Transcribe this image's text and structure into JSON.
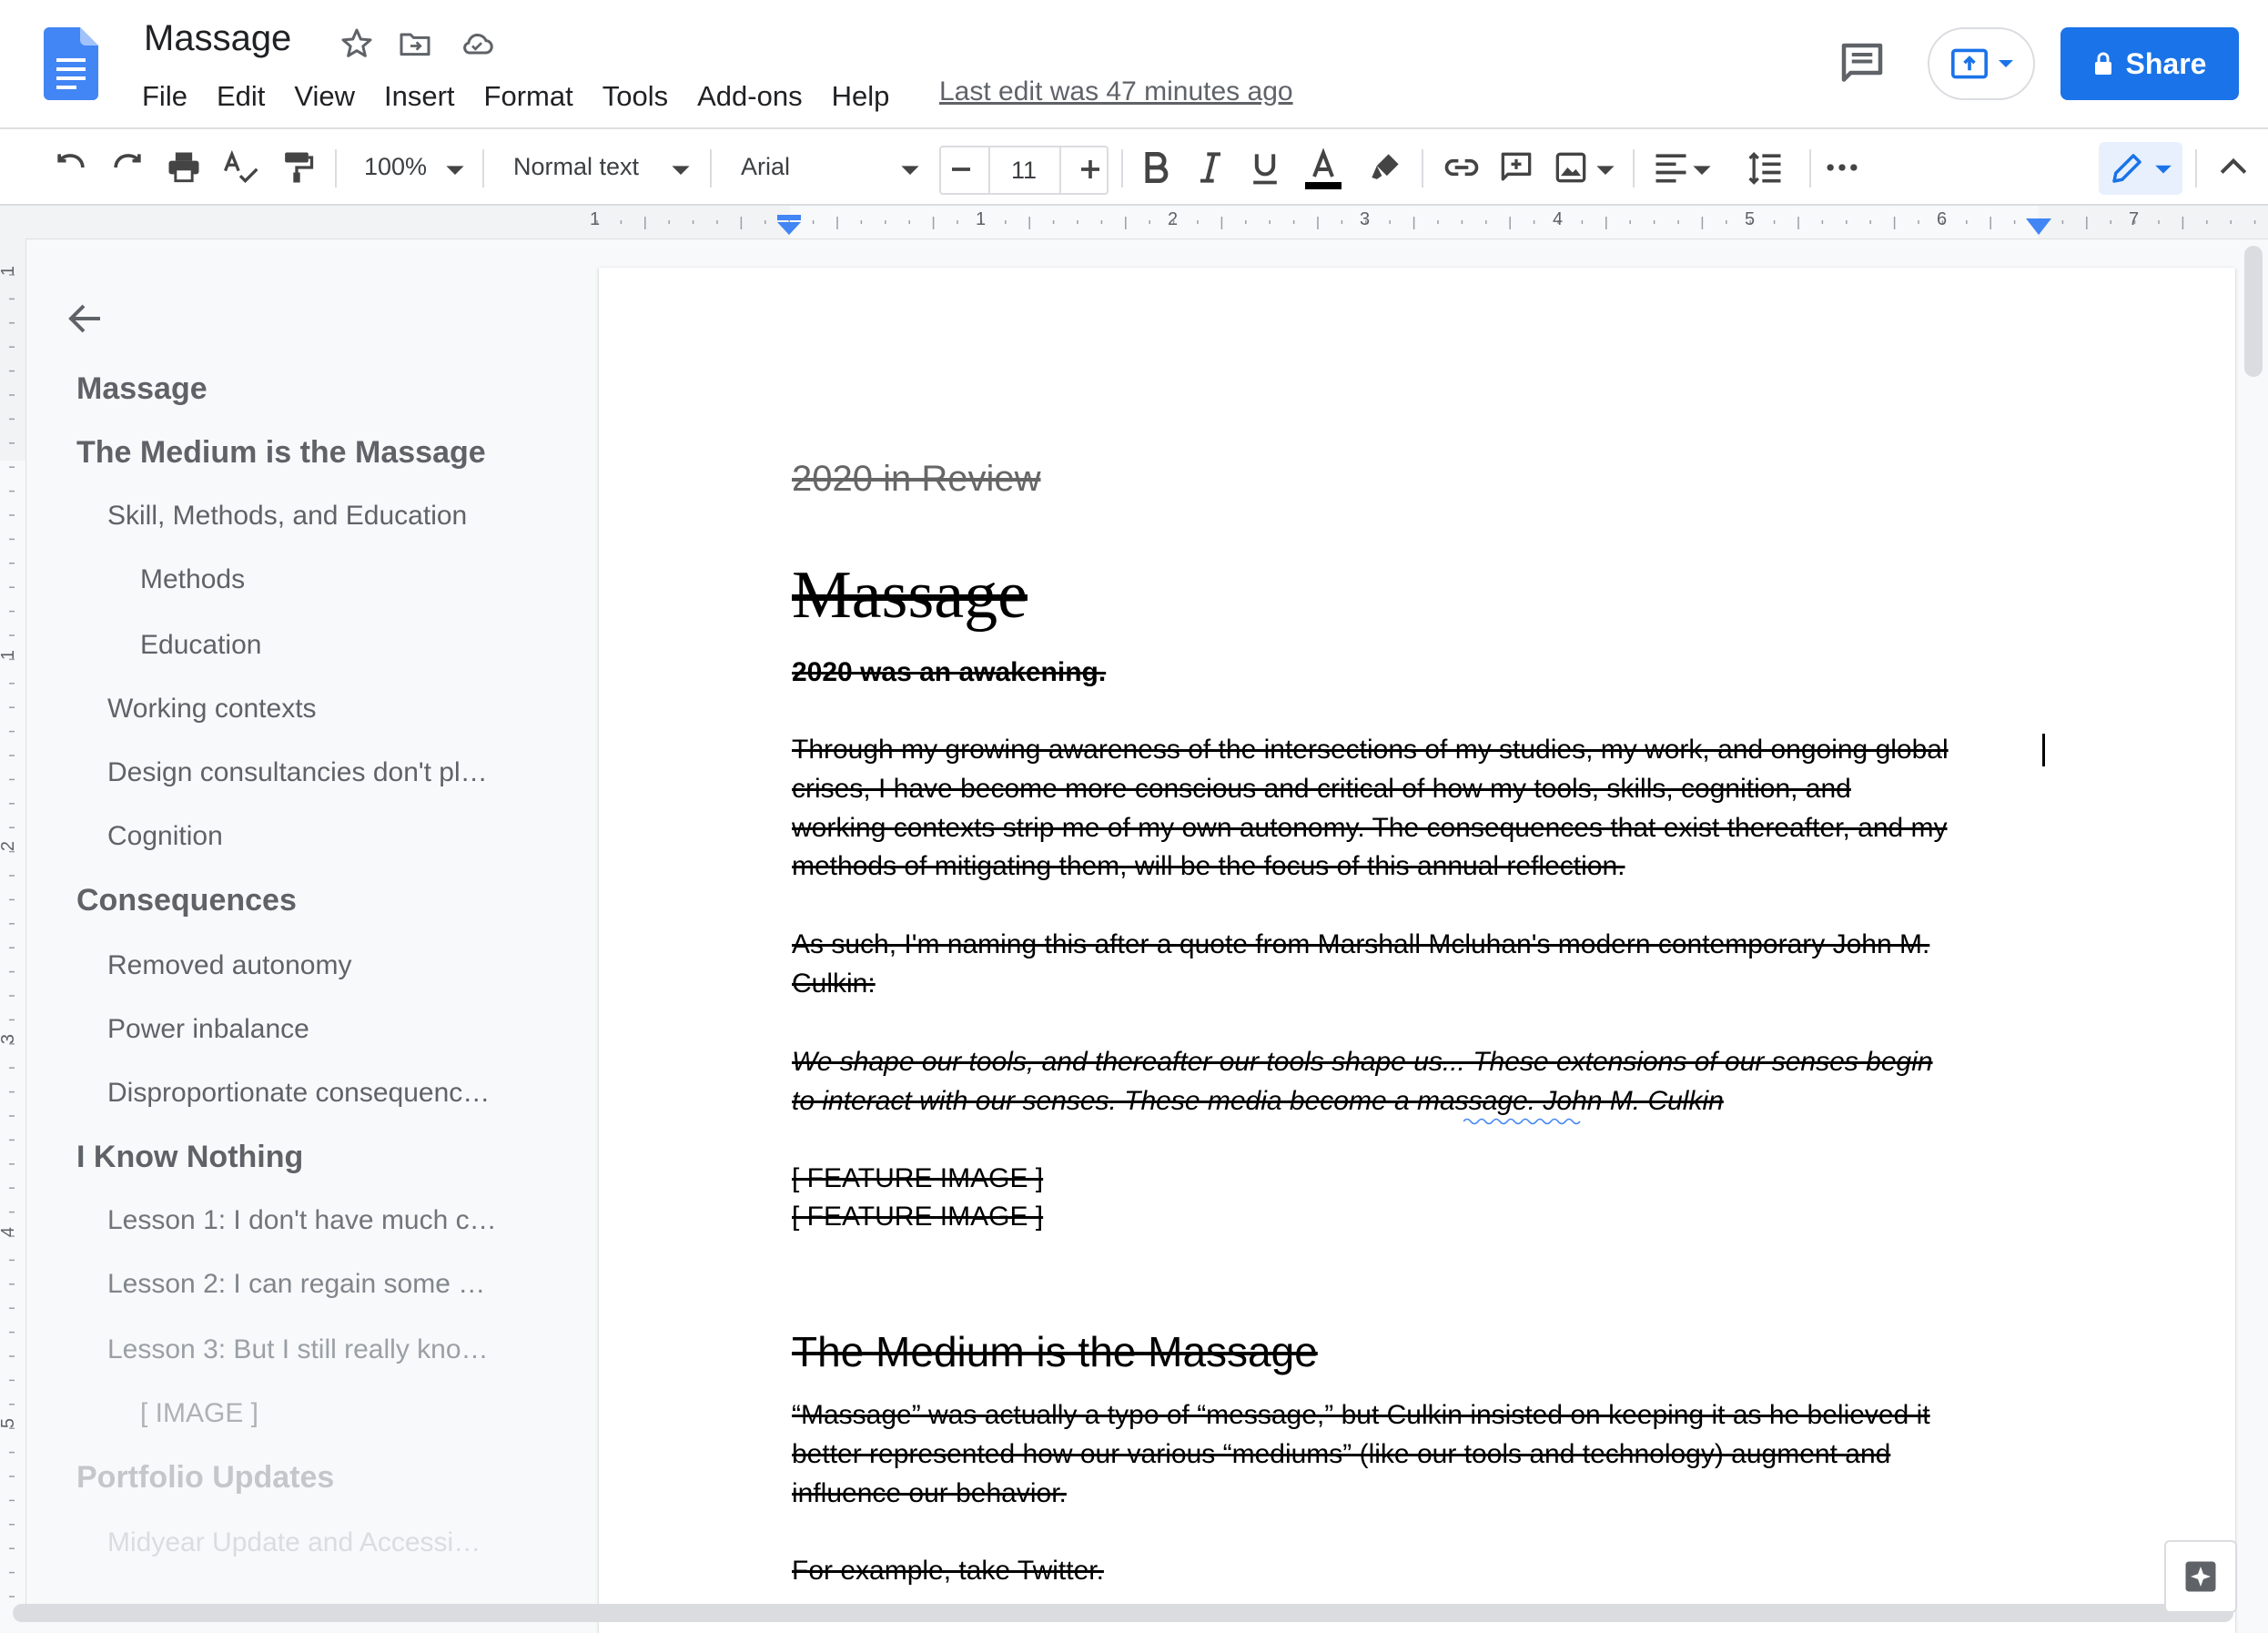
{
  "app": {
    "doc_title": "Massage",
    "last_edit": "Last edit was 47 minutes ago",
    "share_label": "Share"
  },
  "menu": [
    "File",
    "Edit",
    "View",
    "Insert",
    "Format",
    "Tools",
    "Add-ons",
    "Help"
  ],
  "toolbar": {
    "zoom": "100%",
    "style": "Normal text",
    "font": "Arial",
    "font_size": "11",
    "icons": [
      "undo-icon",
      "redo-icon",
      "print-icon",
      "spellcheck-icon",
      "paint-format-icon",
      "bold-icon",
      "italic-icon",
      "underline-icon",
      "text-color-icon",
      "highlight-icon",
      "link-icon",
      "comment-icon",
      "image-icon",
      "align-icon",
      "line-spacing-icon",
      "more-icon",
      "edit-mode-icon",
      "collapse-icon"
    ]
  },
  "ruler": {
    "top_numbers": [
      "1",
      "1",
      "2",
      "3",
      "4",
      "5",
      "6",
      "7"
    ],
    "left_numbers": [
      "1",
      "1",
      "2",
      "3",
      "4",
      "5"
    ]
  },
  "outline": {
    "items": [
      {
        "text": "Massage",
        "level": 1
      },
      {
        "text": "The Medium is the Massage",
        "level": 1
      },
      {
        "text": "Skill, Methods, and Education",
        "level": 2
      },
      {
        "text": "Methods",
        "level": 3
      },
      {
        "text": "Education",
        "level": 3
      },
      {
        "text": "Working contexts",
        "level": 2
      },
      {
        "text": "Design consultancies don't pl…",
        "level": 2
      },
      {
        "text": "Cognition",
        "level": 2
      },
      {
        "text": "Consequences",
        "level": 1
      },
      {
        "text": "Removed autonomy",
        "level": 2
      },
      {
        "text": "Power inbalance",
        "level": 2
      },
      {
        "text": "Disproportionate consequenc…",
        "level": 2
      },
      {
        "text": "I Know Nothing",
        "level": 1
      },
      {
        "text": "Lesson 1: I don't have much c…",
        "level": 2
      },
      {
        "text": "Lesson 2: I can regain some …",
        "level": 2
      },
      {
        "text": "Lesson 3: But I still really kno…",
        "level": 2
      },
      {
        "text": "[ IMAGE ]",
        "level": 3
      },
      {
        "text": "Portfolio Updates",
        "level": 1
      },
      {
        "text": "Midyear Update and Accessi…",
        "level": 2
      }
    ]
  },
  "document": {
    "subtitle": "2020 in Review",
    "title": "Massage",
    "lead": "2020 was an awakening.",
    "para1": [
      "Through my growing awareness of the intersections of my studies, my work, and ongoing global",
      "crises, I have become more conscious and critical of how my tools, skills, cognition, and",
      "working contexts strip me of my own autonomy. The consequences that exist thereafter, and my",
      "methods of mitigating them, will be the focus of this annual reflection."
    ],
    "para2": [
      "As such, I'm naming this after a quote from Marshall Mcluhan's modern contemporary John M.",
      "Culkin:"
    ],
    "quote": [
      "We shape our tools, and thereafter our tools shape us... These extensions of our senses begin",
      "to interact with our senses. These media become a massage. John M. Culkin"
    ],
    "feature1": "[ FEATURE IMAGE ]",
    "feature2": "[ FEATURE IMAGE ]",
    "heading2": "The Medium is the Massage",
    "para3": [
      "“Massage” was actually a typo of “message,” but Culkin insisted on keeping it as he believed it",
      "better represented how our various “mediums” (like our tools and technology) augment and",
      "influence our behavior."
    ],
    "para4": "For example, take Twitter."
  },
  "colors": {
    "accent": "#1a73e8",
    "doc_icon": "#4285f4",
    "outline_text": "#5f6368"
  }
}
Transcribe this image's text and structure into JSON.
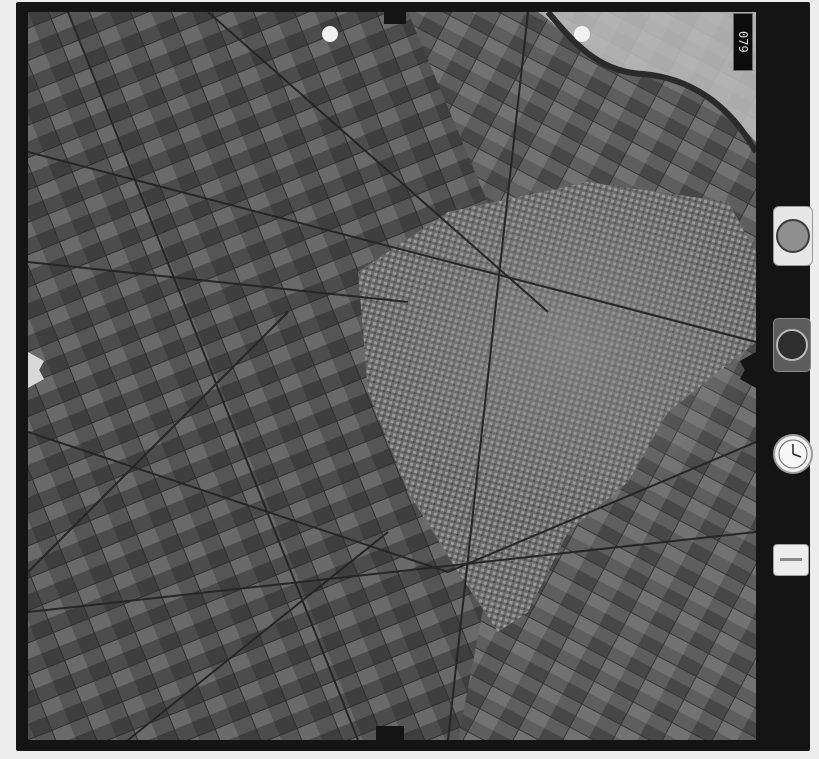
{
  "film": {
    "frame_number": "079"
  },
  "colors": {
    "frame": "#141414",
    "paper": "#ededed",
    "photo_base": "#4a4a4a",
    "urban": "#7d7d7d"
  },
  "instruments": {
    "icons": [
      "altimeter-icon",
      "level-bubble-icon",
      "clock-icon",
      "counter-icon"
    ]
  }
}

**TASK TO COMPLETE**:
Repeat the records above verbatim, with no pictures in the result.

**SOLUTION TO THIS EXERCISE**:
Transcribe this image's text and structure into JSON.
{
  "app": {
    "doc_title": "Massage",
    "last_edit": "Last edit was 47 minutes ago",
    "share_label": "Share"
  },
  "menu": [
    "File",
    "Edit",
    "View",
    "Insert",
    "Format",
    "Tools",
    "Add-ons",
    "Help"
  ],
  "toolbar": {
    "zoom": "100%",
    "style": "Normal text",
    "font": "Arial",
    "font_size": "11",
    "icons": [
      "undo-icon",
      "redo-icon",
      "print-icon",
      "spellcheck-icon",
      "paint-format-icon",
      "bold-icon",
      "italic-icon",
      "underline-icon",
      "text-color-icon",
      "highlight-icon",
      "link-icon",
      "comment-icon",
      "image-icon",
      "align-icon",
      "line-spacing-icon",
      "more-icon",
      "edit-mode-icon",
      "collapse-icon"
    ]
  },
  "ruler": {
    "top_numbers": [
      "1",
      "1",
      "2",
      "3",
      "4",
      "5",
      "6",
      "7"
    ],
    "left_numbers": [
      "1",
      "1",
      "2",
      "3",
      "4",
      "5"
    ]
  },
  "outline": {
    "items": [
      {
        "text": "Massage",
        "level": 1
      },
      {
        "text": "The Medium is the Massage",
        "level": 1
      },
      {
        "text": "Skill, Methods, and Education",
        "level": 2
      },
      {
        "text": "Methods",
        "level": 3
      },
      {
        "text": "Education",
        "level": 3
      },
      {
        "text": "Working contexts",
        "level": 2
      },
      {
        "text": "Design consultancies don't pl…",
        "level": 2
      },
      {
        "text": "Cognition",
        "level": 2
      },
      {
        "text": "Consequences",
        "level": 1
      },
      {
        "text": "Removed autonomy",
        "level": 2
      },
      {
        "text": "Power inbalance",
        "level": 2
      },
      {
        "text": "Disproportionate consequenc…",
        "level": 2
      },
      {
        "text": "I Know Nothing",
        "level": 1
      },
      {
        "text": "Lesson 1: I don't have much c…",
        "level": 2
      },
      {
        "text": "Lesson 2: I can regain some …",
        "level": 2
      },
      {
        "text": "Lesson 3: But I still really kno…",
        "level": 2
      },
      {
        "text": "[ IMAGE ]",
        "level": 3
      },
      {
        "text": "Portfolio Updates",
        "level": 1
      },
      {
        "text": "Midyear Update and Accessi…",
        "level": 2
      }
    ]
  },
  "document": {
    "subtitle": "2020 in Review",
    "title": "Massage",
    "lead": "2020 was an awakening.",
    "para1": [
      "Through my growing awareness of the intersections of my studies, my work, and ongoing global",
      "crises, I have become more conscious and critical of how my tools, skills, cognition, and",
      "working contexts strip me of my own autonomy. The consequences that exist thereafter, and my",
      "methods of mitigating them, will be the focus of this annual reflection."
    ],
    "para2": [
      "As such, I'm naming this after a quote from Marshall Mcluhan's modern contemporary John M.",
      "Culkin:"
    ],
    "quote": [
      "We shape our tools, and thereafter our tools shape us... These extensions of our senses begin",
      "to interact with our senses. These media become a massage. John M. Culkin"
    ],
    "feature1": "[ FEATURE IMAGE ]",
    "feature2": "[ FEATURE IMAGE ]",
    "heading2": "The Medium is the Massage",
    "para3": [
      "“Massage” was actually a typo of “message,” but Culkin insisted on keeping it as he believed it",
      "better represented how our various “mediums” (like our tools and technology) augment and",
      "influence our behavior."
    ],
    "para4": "For example, take Twitter."
  },
  "colors": {
    "accent": "#1a73e8",
    "doc_icon": "#4285f4",
    "outline_text": "#5f6368"
  }
}
Transcribe this image's text and structure into JSON.
{
  "film": {
    "frame_number": "079"
  },
  "colors": {
    "frame": "#141414",
    "paper": "#ededed",
    "photo_base": "#4a4a4a",
    "urban": "#7d7d7d"
  },
  "instruments": {
    "icons": [
      "altimeter-icon",
      "level-bubble-icon",
      "clock-icon",
      "counter-icon"
    ]
  }
}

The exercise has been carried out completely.